----- Fragmento

¿Qué fueron a ver al desierto? ¿Una caña agitada por el viento? 


Lo que ustedes oyen y ven


+Santo Evangelio:

Evangelio según San Mateo 11,2-11.

Juan el Bautista oyó hablar en la cárcel de las obras de Cristo, y mandó a dos de sus discípulos para preguntarle:

«¿Eres tú el que ha de venir o debemos esperar a otro?».

Jesús les respondió: «Vayan a contar a Juan lo que ustedes oyen y ven: los ciegos ven y los paralíticos caminan; los leprosos son purificados y los sordos oyen; los muertos resucitan y la Buena Noticia es anunciada a los pobres.

¡Y feliz aquel para quien yo no sea motivo de tropiezo!».

Mientras los enviados de Juan se retiraban, Jesús empezó a hablar de él a la multitud, diciendo: «¿Qué fueron a ver al desierto? ¿Una caña agitada por el viento?

¿Qué fueron a ver? ¿Un hombre vestido con refinamiento? Los que se visten de esa manera viven en los palacios de los reyes.

¿Qué fueron a ver entonces? ¿Un profeta? Les aseguro que sí, y más que un profeta.

----------
----- Entradas

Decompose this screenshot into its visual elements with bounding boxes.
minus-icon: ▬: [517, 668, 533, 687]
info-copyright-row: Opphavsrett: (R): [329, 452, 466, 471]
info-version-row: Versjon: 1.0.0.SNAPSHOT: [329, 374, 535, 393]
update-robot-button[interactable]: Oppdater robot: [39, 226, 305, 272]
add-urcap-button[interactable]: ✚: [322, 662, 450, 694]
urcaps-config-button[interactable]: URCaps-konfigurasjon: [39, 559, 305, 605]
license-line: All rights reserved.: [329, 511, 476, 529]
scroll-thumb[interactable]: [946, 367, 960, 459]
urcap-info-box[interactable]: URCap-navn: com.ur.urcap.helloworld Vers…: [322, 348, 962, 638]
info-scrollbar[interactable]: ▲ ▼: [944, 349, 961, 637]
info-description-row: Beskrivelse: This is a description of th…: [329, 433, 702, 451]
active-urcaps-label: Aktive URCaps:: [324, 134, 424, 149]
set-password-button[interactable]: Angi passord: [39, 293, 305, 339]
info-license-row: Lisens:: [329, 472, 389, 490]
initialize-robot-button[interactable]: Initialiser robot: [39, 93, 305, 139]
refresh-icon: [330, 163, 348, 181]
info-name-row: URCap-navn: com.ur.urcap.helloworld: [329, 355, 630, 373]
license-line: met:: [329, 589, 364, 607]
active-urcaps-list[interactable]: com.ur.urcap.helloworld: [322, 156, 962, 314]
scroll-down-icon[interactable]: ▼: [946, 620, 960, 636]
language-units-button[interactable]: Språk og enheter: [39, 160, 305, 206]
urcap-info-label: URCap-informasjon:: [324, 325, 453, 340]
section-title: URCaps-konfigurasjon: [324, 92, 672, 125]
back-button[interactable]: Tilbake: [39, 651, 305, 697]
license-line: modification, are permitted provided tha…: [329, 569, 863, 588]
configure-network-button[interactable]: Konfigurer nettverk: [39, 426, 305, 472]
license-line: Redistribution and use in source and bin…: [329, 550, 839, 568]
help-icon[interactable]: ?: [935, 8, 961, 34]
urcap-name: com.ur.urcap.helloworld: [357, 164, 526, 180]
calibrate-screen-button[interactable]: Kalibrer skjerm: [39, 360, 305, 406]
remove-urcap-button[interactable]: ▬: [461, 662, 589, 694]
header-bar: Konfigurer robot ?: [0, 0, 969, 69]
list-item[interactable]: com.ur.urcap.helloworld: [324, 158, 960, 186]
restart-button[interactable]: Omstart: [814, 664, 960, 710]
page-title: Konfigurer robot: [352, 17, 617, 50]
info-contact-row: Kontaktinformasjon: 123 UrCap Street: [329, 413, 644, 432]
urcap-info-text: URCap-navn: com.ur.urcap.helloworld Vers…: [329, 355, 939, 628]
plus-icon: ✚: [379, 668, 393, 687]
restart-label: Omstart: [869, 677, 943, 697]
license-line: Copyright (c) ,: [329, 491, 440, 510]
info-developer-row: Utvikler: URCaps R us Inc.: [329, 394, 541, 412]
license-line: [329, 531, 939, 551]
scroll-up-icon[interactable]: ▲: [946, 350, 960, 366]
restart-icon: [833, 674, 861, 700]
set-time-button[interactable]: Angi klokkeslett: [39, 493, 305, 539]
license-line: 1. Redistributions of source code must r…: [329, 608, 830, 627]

----------

Tarea
Por favor, copia el tramo del fragmento desde «Juan el Bautista» hasta «a los pobres.», reemplazando «discípulos» por «seguidores». Las entradas no intervienen en nada de esto.

Respuesta
Juan el Bautista oyó hablar en la cárcel de las obras de Cristo, y mandó a dos de sus seguidores para preguntarle:

«¿Eres tú el que ha de venir o debemos esperar a otro?».

Jesús les respondió: «Vayan a contar a Juan lo que ustedes oyen y ven: los ciegos ven y los paralíticos caminan; los leprosos son purificados y los sordos oyen; los muertos resucitan y la Buena Noticia es anunciada a los pobres.